:: What to produce ::
Will you write out the data exactly, excluding every picture?

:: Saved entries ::
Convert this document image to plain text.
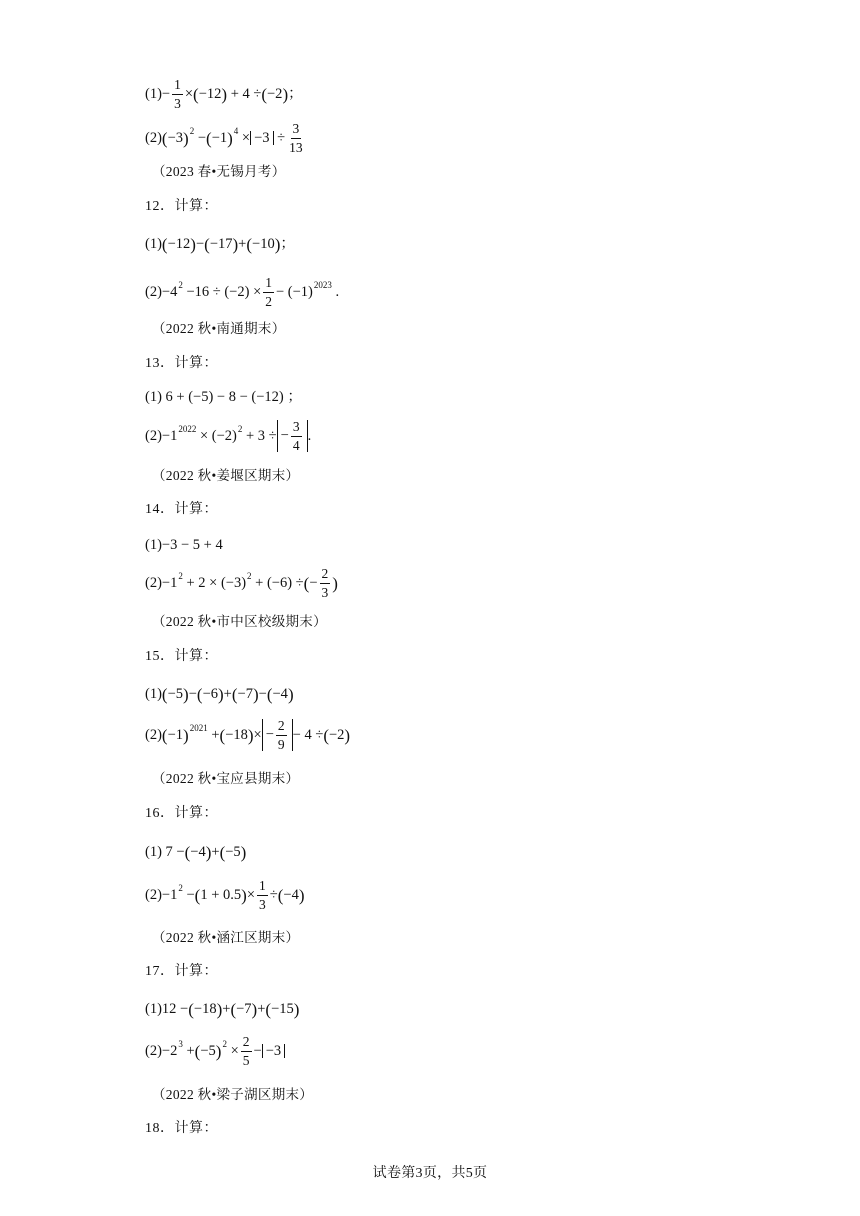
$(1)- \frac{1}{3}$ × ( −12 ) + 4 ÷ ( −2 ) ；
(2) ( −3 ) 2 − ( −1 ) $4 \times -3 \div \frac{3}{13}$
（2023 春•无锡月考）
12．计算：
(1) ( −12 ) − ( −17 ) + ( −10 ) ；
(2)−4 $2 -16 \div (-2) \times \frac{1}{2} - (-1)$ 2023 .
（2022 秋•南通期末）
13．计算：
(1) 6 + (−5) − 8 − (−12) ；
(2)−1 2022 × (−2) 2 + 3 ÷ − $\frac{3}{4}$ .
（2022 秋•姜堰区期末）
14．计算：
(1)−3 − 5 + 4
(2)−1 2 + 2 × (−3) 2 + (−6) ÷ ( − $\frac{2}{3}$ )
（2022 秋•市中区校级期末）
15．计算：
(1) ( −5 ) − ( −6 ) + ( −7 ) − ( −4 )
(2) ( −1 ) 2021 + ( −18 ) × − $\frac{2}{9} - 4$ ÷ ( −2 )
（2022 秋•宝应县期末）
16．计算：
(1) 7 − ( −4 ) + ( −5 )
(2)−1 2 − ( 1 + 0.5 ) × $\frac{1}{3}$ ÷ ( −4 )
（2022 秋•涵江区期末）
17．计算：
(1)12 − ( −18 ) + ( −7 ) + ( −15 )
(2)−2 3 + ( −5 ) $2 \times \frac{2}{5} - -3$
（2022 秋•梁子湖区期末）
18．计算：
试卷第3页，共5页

:: Answer to the problem ::
Convert this document image to plain text.
$(1)- \frac{1}{3}$ × ( −12 ) + 4 ÷ ( −2 ) ；
(2) ( −3 ) 2 − ( −1 ) $4 \times -3 \div \frac{3}{13}$
（2023 春•无锡月考）
12．计算：
(1) ( −12 ) − ( −17 ) + ( −10 ) ；
(2)−4 $2 -16 \div (-2) \times \frac{1}{2} - (-1)$ 2023 .
（2022 秋•南通期末）
13．计算：
(1) 6 + (−5) − 8 − (−12) ；
(2)−1 2022 × (−2) 2 + 3 ÷ − $\frac{3}{4}$ .
（2022 秋•姜堰区期末）
14．计算：
(1)−3 − 5 + 4
(2)−1 2 + 2 × (−3) 2 + (−6) ÷ ( − $\frac{2}{3}$ )
（2022 秋•市中区校级期末）
15．计算：
(1) ( −5 ) − ( −6 ) + ( −7 ) − ( −4 )
(2) ( −1 ) 2021 + ( −18 ) × − $\frac{2}{9} - 4$ ÷ ( −2 )
（2022 秋•宝应县期末）
16．计算：
(1) 7 − ( −4 ) + ( −5 )
(2)−1 2 − ( 1 + 0.5 ) × $\frac{1}{3}$ ÷ ( −4 )
（2022 秋•涵江区期末）
17．计算：
(1)12 − ( −18 ) + ( −7 ) + ( −15 )
(2)−2 3 + ( −5 ) $2 \times \frac{2}{5} - -3$
（2022 秋•梁子湖区期末）
18．计算：
试卷第3页，共5页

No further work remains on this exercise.